◆ DATA FOR PROCESSING

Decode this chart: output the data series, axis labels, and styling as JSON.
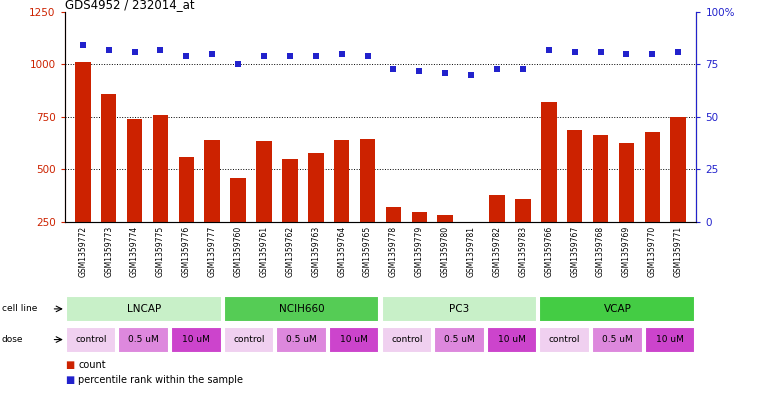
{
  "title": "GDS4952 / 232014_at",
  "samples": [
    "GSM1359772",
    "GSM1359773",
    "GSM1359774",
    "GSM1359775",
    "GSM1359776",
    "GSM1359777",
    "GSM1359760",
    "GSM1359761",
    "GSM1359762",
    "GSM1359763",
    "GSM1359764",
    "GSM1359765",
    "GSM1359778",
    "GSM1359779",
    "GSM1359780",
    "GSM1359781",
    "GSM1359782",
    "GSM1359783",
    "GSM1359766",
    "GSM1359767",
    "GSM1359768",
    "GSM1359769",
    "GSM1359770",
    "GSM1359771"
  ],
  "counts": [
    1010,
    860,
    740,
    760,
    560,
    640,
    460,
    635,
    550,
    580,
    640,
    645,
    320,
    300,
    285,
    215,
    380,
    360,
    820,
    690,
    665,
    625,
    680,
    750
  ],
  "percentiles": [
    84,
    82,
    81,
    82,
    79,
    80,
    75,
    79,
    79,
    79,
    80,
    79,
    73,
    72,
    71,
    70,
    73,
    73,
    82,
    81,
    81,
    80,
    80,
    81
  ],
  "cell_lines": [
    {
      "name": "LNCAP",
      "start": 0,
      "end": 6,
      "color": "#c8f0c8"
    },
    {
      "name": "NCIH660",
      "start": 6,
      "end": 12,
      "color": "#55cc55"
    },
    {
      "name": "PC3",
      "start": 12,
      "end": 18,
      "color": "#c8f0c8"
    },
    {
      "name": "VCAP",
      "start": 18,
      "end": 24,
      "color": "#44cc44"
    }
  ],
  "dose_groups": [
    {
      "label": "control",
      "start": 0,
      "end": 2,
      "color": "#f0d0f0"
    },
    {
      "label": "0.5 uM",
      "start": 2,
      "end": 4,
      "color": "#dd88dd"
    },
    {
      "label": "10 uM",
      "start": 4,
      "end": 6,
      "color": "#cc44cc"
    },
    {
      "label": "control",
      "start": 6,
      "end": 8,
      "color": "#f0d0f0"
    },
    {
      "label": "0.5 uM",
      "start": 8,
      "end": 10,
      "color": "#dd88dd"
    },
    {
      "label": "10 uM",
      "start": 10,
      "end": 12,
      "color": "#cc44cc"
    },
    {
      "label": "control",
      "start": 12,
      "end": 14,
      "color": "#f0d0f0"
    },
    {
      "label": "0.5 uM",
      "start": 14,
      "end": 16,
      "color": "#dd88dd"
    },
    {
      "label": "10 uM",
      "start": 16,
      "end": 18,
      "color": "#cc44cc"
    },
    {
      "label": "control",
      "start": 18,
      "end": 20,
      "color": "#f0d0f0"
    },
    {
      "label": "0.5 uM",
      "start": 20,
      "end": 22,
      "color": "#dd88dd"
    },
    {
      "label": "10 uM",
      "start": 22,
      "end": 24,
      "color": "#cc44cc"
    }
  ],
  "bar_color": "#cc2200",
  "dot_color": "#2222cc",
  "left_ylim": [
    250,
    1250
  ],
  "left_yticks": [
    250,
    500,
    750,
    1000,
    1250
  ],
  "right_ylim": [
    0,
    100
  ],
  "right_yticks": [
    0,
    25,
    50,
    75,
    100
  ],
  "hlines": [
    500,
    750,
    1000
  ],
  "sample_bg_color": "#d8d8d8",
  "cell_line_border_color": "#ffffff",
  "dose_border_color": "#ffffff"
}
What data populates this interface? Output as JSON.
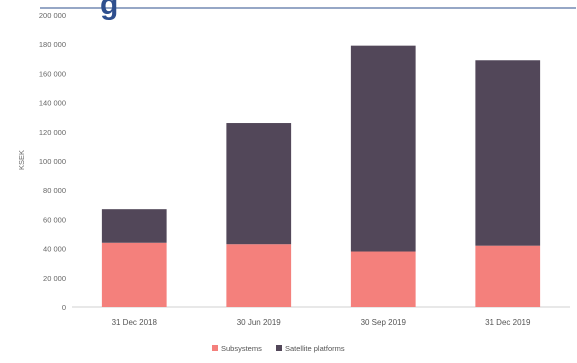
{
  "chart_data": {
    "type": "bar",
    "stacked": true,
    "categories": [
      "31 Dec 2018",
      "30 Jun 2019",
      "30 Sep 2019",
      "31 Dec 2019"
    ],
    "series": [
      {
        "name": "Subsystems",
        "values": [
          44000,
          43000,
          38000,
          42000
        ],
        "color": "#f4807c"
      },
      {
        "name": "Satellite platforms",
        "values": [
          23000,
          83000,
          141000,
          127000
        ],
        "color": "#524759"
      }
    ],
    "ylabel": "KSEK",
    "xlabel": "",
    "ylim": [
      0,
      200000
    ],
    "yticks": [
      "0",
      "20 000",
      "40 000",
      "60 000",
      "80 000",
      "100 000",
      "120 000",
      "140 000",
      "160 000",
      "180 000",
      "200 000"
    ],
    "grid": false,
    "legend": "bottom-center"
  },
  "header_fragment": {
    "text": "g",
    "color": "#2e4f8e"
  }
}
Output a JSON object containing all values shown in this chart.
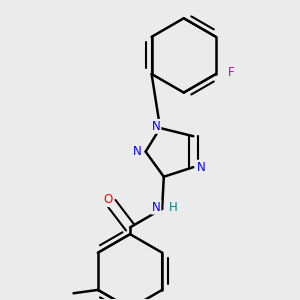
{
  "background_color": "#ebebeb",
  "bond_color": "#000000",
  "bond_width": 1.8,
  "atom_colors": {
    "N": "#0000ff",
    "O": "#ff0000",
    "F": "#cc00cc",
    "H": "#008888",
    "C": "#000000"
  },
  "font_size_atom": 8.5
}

◆ WRITTEN TASK
Look through the entries above; copy each line where the string "JSON" appears.

◆ WRITTEN RESPONSE
Decode this chart: output the data series, axis labels, and styling as JSON.
What data populates this interface? Output as JSON.
Output a JSON object containing all values shown in this chart.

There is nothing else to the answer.